*WHAT THE TASK ASKS*.
Reproduce every line, starting at the one that contains "Give me the" and ending at the last line of the data, exactly as it stands; pictures are omitted.
·····
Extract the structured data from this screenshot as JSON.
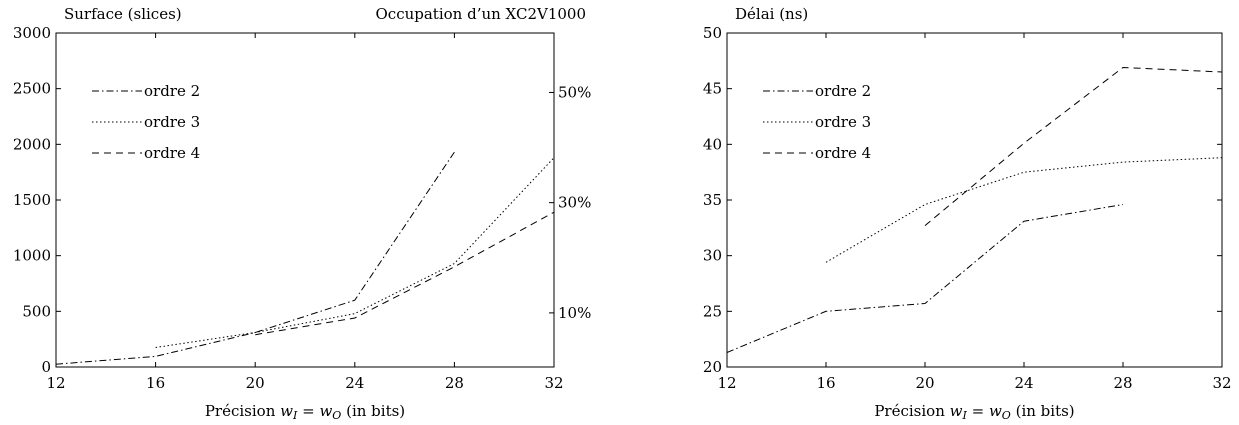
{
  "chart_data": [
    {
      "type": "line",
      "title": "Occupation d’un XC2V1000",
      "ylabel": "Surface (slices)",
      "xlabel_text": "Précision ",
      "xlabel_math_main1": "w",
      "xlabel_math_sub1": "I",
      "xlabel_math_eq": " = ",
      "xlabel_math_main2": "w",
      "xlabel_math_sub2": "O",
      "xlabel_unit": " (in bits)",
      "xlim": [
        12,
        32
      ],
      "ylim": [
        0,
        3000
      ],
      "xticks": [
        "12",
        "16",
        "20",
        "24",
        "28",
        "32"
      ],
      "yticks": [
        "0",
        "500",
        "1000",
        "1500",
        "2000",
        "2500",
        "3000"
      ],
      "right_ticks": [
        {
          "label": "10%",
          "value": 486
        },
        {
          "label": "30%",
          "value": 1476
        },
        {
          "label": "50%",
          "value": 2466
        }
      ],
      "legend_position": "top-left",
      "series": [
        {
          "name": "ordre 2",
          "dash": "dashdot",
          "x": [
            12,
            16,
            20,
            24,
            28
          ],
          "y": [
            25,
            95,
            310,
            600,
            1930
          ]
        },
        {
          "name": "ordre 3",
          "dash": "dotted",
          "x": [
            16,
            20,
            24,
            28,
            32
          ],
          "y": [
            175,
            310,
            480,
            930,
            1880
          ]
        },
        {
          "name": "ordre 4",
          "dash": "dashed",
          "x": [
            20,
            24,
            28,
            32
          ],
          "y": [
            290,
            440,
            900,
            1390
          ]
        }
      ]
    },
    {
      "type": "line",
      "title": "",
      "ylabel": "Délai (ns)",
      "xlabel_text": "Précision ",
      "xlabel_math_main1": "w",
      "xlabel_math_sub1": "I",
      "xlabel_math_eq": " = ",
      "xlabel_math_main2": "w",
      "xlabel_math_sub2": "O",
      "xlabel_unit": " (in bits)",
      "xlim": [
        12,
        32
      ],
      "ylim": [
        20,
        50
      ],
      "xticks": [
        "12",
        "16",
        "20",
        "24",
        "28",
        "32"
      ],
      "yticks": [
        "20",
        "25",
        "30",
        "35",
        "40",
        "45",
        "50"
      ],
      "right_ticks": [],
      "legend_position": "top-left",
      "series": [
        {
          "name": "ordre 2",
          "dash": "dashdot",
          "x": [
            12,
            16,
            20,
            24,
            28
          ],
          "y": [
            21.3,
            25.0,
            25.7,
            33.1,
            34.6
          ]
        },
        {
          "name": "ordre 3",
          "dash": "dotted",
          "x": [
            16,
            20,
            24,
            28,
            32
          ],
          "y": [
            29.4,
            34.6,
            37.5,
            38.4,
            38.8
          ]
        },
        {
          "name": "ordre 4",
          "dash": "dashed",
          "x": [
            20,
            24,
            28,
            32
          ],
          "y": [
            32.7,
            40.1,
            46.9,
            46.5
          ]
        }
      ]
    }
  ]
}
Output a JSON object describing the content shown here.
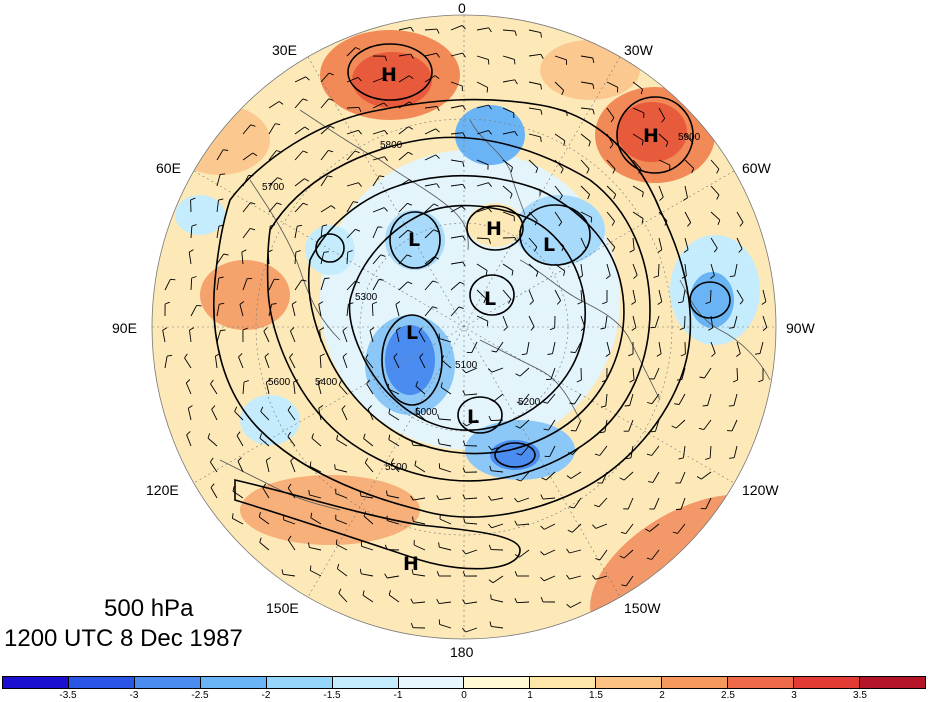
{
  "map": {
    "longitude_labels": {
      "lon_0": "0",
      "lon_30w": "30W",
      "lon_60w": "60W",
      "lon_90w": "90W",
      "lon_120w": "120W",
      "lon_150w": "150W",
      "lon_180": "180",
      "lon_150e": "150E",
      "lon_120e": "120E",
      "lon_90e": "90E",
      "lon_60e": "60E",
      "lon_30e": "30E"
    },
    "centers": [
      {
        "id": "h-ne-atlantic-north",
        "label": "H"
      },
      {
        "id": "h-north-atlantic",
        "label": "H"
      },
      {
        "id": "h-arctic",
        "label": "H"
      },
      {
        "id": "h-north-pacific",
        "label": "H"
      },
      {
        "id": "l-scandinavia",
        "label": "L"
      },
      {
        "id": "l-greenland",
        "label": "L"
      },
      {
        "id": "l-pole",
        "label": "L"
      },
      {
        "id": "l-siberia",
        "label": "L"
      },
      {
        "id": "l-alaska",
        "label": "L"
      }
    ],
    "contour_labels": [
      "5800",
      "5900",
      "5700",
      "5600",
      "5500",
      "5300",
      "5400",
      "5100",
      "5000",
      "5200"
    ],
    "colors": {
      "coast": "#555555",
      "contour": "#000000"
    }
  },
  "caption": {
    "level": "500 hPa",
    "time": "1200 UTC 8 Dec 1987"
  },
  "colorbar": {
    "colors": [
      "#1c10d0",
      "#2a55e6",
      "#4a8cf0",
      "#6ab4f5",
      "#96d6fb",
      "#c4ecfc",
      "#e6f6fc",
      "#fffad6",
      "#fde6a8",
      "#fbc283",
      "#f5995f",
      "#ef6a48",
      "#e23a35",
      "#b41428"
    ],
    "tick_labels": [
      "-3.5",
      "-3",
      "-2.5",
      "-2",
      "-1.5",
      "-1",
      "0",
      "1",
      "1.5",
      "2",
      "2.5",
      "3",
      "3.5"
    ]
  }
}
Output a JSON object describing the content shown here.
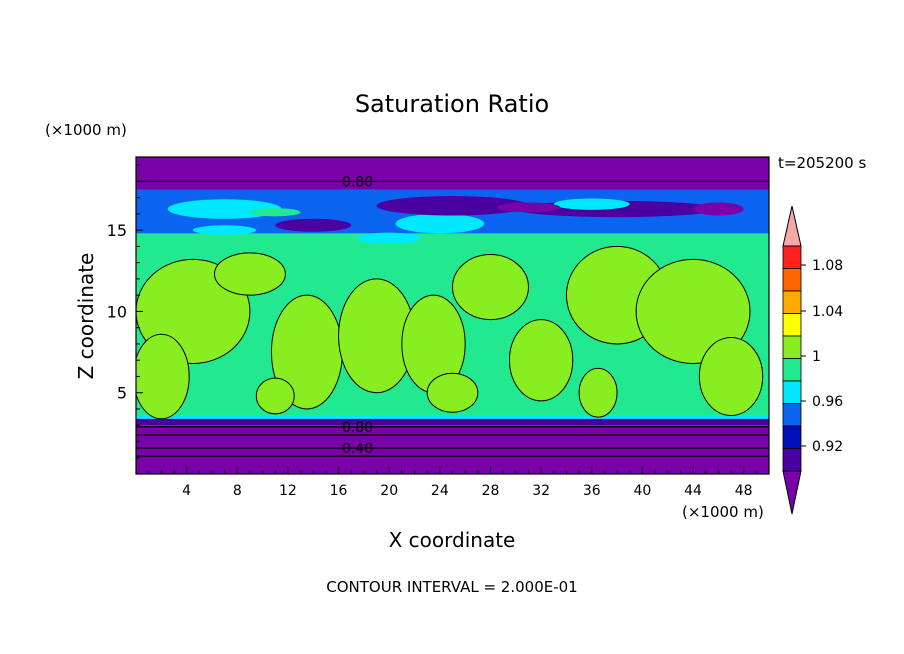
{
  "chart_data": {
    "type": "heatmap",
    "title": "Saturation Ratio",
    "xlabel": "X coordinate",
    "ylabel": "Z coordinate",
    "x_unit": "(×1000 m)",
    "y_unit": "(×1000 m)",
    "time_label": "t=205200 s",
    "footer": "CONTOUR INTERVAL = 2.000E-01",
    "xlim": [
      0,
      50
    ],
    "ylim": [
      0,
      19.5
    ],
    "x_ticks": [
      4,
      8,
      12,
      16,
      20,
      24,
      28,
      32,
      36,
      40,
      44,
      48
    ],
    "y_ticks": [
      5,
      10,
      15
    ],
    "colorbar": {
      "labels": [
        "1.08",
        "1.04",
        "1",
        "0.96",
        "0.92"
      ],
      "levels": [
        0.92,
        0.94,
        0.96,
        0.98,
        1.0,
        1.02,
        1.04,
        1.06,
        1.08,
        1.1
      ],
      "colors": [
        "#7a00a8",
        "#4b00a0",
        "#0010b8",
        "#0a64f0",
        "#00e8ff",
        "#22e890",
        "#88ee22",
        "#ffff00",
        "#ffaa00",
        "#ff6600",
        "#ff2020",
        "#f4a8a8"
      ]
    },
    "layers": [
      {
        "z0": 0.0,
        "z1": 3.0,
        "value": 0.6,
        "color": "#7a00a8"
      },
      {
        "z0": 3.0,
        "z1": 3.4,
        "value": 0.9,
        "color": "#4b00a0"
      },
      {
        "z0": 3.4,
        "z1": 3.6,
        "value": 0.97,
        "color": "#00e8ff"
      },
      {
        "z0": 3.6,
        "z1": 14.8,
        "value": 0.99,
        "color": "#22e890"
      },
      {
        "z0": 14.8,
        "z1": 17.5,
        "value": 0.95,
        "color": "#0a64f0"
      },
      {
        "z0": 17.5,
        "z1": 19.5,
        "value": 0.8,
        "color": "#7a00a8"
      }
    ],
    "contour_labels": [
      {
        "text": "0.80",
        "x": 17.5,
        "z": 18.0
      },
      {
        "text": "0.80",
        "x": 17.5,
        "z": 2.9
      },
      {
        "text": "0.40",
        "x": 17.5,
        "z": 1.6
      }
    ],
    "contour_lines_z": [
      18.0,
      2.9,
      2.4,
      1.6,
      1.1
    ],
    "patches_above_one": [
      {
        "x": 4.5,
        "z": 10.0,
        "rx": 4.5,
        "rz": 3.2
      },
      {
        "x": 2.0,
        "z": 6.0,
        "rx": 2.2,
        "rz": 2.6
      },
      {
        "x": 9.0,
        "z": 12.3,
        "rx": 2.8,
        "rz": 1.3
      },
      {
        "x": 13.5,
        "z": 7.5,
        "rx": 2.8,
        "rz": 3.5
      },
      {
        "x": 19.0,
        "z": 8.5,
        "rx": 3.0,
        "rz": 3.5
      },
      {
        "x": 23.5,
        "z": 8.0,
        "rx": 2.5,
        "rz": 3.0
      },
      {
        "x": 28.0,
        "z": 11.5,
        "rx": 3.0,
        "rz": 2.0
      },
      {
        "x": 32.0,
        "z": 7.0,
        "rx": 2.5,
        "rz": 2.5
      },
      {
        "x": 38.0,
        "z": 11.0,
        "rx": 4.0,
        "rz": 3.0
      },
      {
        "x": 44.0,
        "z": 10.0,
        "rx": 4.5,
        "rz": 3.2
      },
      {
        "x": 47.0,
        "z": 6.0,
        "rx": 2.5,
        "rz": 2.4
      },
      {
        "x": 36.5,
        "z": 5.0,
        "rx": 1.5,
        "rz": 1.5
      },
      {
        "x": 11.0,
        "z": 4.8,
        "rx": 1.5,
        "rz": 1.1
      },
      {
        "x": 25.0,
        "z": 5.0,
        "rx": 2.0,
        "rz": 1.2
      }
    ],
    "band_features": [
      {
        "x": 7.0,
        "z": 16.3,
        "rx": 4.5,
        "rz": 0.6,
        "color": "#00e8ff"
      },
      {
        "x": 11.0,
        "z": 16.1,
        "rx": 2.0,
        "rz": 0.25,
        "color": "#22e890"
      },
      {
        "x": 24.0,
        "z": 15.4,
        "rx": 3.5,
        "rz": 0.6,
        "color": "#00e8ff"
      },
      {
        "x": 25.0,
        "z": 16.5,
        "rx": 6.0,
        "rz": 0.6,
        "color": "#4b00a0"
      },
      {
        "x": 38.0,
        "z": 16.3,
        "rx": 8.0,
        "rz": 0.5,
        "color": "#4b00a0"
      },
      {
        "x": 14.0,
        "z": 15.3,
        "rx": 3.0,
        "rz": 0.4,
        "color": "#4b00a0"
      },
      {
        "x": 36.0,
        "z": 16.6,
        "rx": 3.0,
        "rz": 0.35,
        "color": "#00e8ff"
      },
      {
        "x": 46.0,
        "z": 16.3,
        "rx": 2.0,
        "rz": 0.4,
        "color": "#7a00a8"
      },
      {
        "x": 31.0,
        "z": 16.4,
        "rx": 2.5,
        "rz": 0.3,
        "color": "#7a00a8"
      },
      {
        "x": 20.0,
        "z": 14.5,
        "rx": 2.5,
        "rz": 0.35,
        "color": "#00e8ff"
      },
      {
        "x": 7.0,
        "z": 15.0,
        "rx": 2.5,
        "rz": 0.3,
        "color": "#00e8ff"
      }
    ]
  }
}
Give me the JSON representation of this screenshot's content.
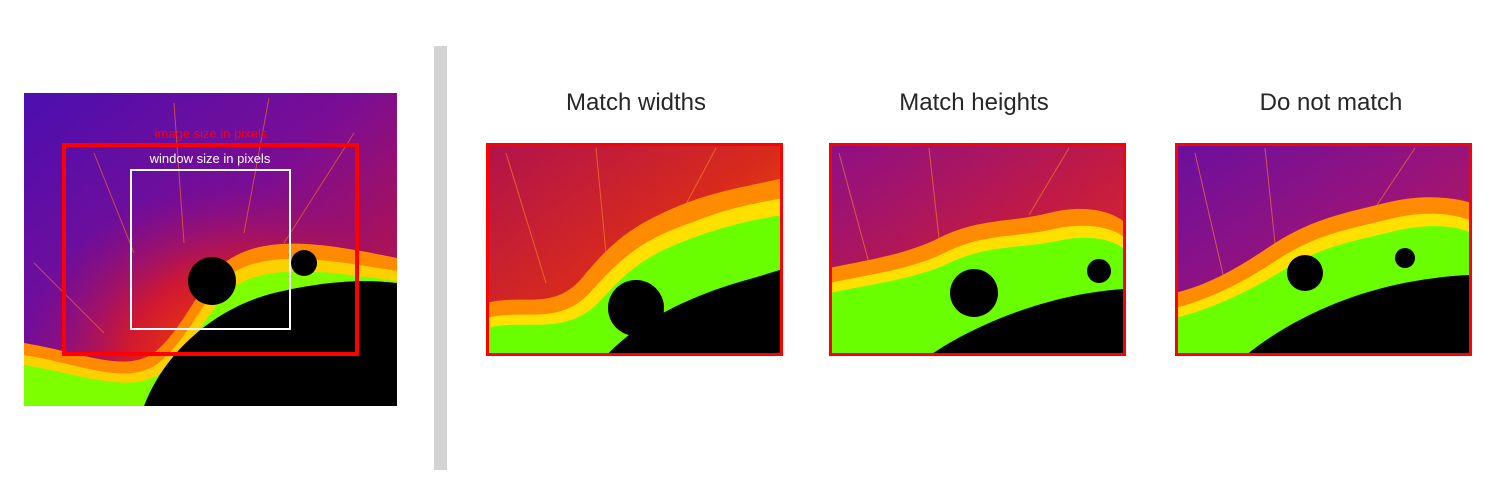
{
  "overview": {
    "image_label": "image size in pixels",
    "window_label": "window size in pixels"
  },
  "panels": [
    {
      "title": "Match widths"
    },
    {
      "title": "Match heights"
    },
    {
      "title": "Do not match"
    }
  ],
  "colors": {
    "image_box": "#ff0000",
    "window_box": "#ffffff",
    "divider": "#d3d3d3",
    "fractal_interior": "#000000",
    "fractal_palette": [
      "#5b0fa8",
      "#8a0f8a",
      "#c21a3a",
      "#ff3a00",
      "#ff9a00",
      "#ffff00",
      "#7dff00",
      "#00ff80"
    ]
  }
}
·····
*EXPECTED ANSWER*.
Give me the JSON representation of this screenshot's content.
{
  "overview": {
    "image_label": "image size in pixels",
    "window_label": "window size in pixels"
  },
  "panels": [
    {
      "title": "Match widths"
    },
    {
      "title": "Match heights"
    },
    {
      "title": "Do not match"
    }
  ],
  "colors": {
    "image_box": "#ff0000",
    "window_box": "#ffffff",
    "divider": "#d3d3d3",
    "fractal_interior": "#000000",
    "fractal_palette": [
      "#5b0fa8",
      "#8a0f8a",
      "#c21a3a",
      "#ff3a00",
      "#ff9a00",
      "#ffff00",
      "#7dff00",
      "#00ff80"
    ]
  }
}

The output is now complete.